## BEGIN RECORD EXCERPTS

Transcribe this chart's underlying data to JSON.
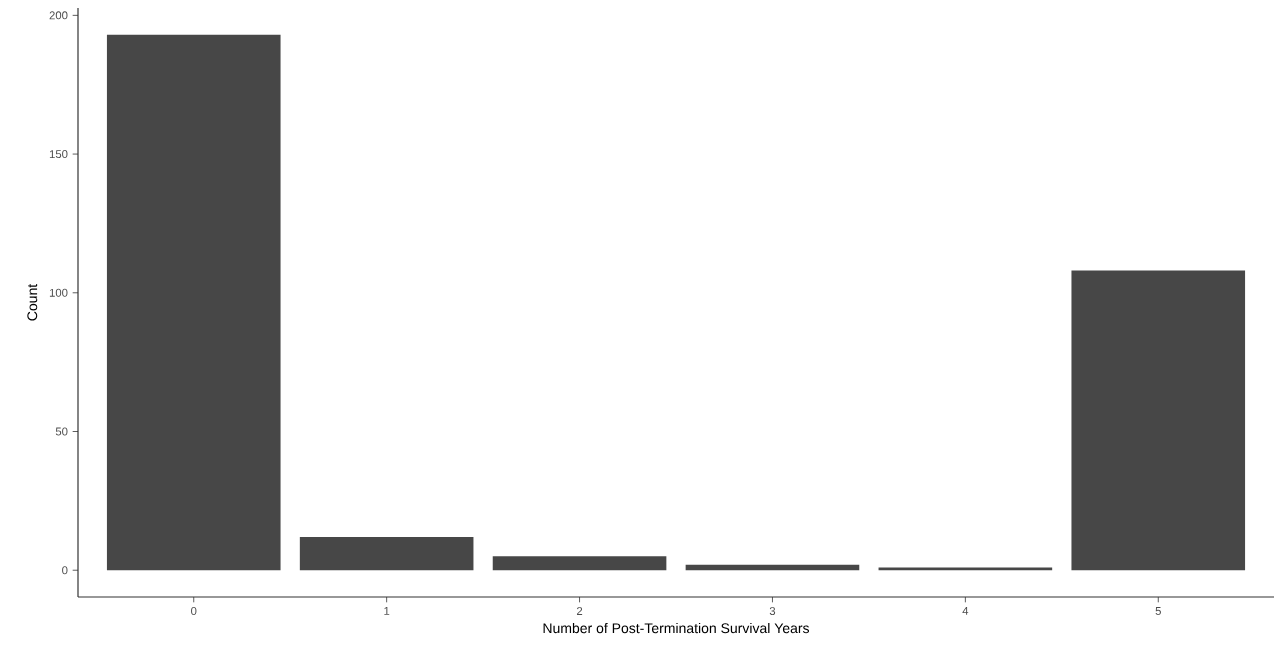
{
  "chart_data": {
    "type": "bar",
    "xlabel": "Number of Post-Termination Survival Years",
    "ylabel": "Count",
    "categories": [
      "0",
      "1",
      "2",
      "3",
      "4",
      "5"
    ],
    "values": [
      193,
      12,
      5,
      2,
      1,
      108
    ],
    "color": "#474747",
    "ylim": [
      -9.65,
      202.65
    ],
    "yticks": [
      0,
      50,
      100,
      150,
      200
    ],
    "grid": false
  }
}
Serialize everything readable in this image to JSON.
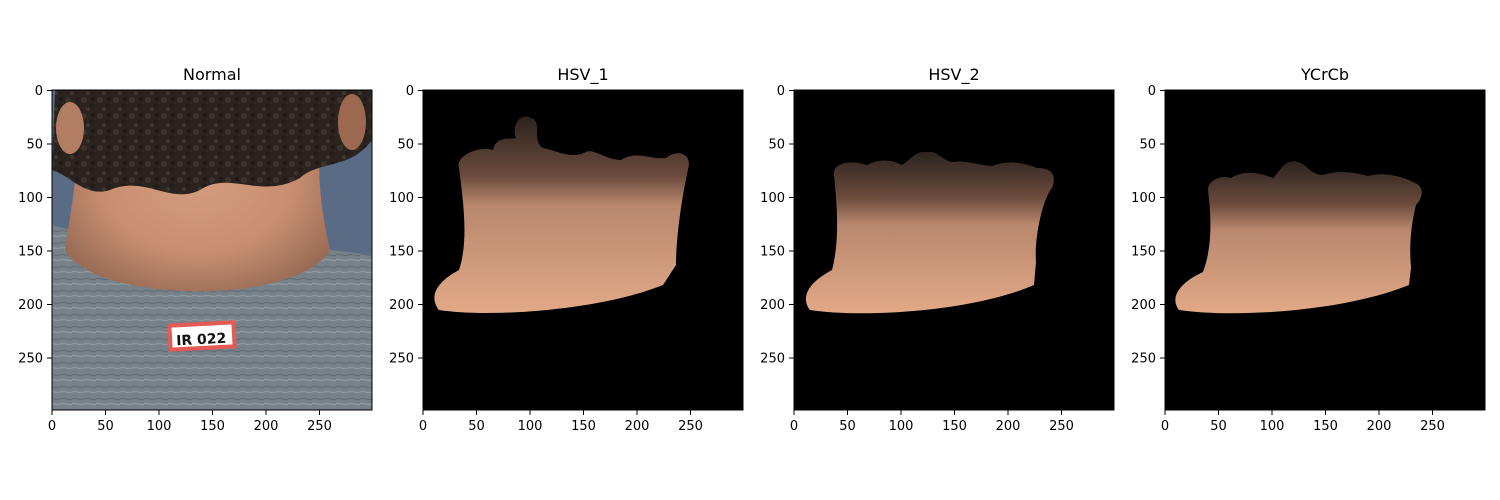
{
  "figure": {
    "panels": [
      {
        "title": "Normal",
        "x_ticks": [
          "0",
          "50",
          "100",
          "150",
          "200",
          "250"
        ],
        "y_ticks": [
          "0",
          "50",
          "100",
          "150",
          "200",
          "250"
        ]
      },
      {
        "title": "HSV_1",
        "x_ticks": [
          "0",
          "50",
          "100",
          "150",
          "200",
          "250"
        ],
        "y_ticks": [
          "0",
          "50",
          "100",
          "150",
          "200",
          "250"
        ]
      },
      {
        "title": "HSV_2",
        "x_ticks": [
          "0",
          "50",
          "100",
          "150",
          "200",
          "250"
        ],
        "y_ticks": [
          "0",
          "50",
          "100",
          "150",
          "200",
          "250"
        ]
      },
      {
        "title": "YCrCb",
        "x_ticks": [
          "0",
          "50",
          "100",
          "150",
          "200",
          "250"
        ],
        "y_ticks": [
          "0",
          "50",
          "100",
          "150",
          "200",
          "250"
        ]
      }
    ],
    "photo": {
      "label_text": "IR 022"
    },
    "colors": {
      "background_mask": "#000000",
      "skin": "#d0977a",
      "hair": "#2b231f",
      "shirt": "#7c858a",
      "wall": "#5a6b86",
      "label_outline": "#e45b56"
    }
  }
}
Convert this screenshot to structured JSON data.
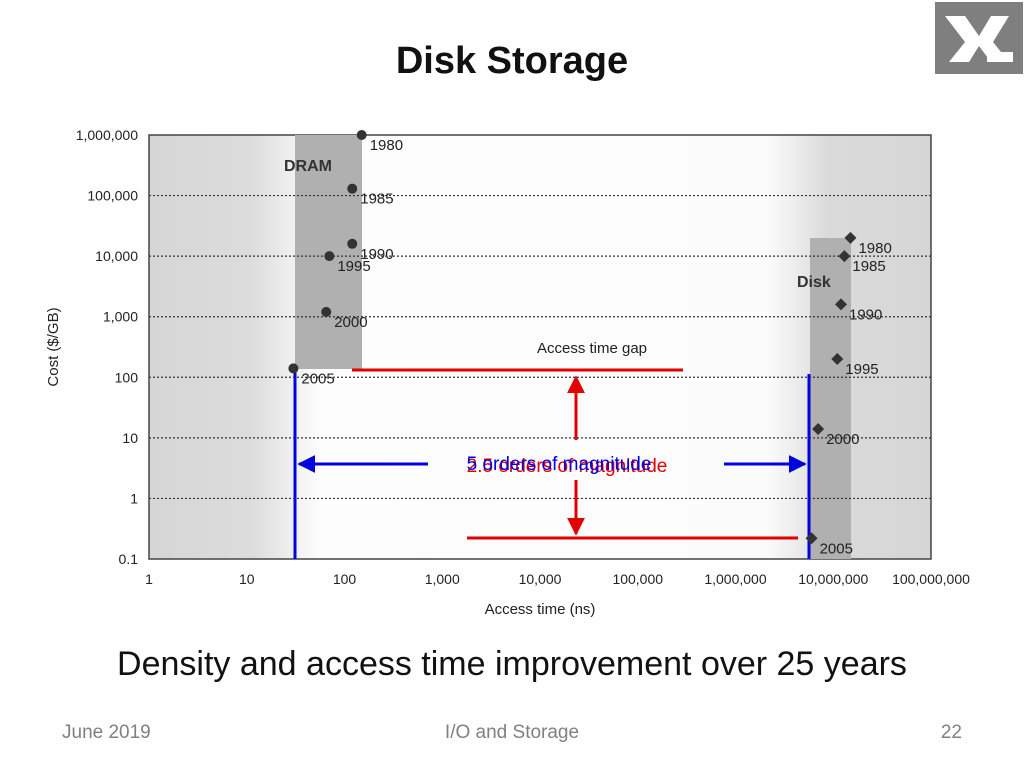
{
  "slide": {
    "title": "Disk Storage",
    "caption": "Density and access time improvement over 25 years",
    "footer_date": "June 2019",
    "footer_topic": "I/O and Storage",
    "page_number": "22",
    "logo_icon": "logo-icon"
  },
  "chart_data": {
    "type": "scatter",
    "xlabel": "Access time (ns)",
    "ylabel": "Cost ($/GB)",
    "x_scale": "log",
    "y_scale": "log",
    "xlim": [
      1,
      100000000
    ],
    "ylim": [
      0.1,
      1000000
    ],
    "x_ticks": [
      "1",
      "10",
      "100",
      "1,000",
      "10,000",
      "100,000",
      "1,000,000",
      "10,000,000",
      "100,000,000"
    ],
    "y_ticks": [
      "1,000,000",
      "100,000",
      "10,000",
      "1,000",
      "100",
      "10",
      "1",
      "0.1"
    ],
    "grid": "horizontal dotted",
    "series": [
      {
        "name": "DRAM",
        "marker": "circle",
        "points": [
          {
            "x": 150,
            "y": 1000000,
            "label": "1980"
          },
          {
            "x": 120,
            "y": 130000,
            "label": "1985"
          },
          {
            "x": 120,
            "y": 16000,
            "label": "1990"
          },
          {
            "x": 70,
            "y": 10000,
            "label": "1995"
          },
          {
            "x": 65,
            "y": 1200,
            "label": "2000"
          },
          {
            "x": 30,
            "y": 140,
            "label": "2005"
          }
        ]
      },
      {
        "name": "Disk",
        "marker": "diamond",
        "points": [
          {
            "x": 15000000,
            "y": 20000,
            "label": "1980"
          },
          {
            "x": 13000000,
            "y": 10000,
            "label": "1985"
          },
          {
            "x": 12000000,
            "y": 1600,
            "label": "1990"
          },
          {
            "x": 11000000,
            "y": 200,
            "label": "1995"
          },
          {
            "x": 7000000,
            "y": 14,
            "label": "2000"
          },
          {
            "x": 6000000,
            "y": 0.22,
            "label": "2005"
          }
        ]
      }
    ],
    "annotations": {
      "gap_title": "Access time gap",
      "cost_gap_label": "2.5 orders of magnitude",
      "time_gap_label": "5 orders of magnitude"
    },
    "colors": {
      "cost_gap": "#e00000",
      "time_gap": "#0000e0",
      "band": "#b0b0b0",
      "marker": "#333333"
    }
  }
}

## END RECORD EXCERPTS

_TASK TO COMPLETE_
Copy every line of the data word for word, omitting the images.

_FINISHED ANSWER_
Transcribe this chart's underlying data to JSON.
{
  "chart_data": {
    "type": "bar",
    "xlabel": "Number of Post-Termination Survival Years",
    "ylabel": "Count",
    "categories": [
      "0",
      "1",
      "2",
      "3",
      "4",
      "5"
    ],
    "values": [
      193,
      12,
      5,
      2,
      1,
      108
    ],
    "color": "#474747",
    "ylim": [
      -9.65,
      202.65
    ],
    "yticks": [
      0,
      50,
      100,
      150,
      200
    ],
    "grid": false
  }
}
Serialize everything readable in this image to JSON.
{
  "figure": {
    "panels": [
      {
        "title": "Normal",
        "x_ticks": [
          "0",
          "50",
          "100",
          "150",
          "200",
          "250"
        ],
        "y_ticks": [
          "0",
          "50",
          "100",
          "150",
          "200",
          "250"
        ]
      },
      {
        "title": "HSV_1",
        "x_ticks": [
          "0",
          "50",
          "100",
          "150",
          "200",
          "250"
        ],
        "y_ticks": [
          "0",
          "50",
          "100",
          "150",
          "200",
          "250"
        ]
      },
      {
        "title": "HSV_2",
        "x_ticks": [
          "0",
          "50",
          "100",
          "150",
          "200",
          "250"
        ],
        "y_ticks": [
          "0",
          "50",
          "100",
          "150",
          "200",
          "250"
        ]
      },
      {
        "title": "YCrCb",
        "x_ticks": [
          "0",
          "50",
          "100",
          "150",
          "200",
          "250"
        ],
        "y_ticks": [
          "0",
          "50",
          "100",
          "150",
          "200",
          "250"
        ]
      }
    ],
    "photo": {
      "label_text": "IR 022"
    },
    "colors": {
      "background_mask": "#000000",
      "skin": "#d0977a",
      "hair": "#2b231f",
      "shirt": "#7c858a",
      "wall": "#5a6b86",
      "label_outline": "#e45b56"
    }
  }
}
Convert this screenshot to structured JSON data.
{
  "slide": {
    "title": "Disk Storage",
    "caption": "Density and access time improvement over 25 years",
    "footer_date": "June 2019",
    "footer_topic": "I/O and Storage",
    "page_number": "22",
    "logo_icon": "logo-icon"
  },
  "chart_data": {
    "type": "scatter",
    "xlabel": "Access time (ns)",
    "ylabel": "Cost ($/GB)",
    "x_scale": "log",
    "y_scale": "log",
    "xlim": [
      1,
      100000000
    ],
    "ylim": [
      0.1,
      1000000
    ],
    "x_ticks": [
      "1",
      "10",
      "100",
      "1,000",
      "10,000",
      "100,000",
      "1,000,000",
      "10,000,000",
      "100,000,000"
    ],
    "y_ticks": [
      "1,000,000",
      "100,000",
      "10,000",
      "1,000",
      "100",
      "10",
      "1",
      "0.1"
    ],
    "grid": "horizontal dotted",
    "series": [
      {
        "name": "DRAM",
        "marker": "circle",
        "points": [
          {
            "x": 150,
            "y": 1000000,
            "label": "1980"
          },
          {
            "x": 120,
            "y": 130000,
            "label": "1985"
          },
          {
            "x": 120,
            "y": 16000,
            "label": "1990"
          },
          {
            "x": 70,
            "y": 10000,
            "label": "1995"
          },
          {
            "x": 65,
            "y": 1200,
            "label": "2000"
          },
          {
            "x": 30,
            "y": 140,
            "label": "2005"
          }
        ]
      },
      {
        "name": "Disk",
        "marker": "diamond",
        "points": [
          {
            "x": 15000000,
            "y": 20000,
            "label": "1980"
          },
          {
            "x": 13000000,
            "y": 10000,
            "label": "1985"
          },
          {
            "x": 12000000,
            "y": 1600,
            "label": "1990"
          },
          {
            "x": 11000000,
            "y": 200,
            "label": "1995"
          },
          {
            "x": 7000000,
            "y": 14,
            "label": "2000"
          },
          {
            "x": 6000000,
            "y": 0.22,
            "label": "2005"
          }
        ]
      }
    ],
    "annotations": {
      "gap_title": "Access time gap",
      "cost_gap_label": "2.5 orders of magnitude",
      "time_gap_label": "5 orders of magnitude"
    },
    "colors": {
      "cost_gap": "#e00000",
      "time_gap": "#0000e0",
      "band": "#b0b0b0",
      "marker": "#333333"
    }
  }
}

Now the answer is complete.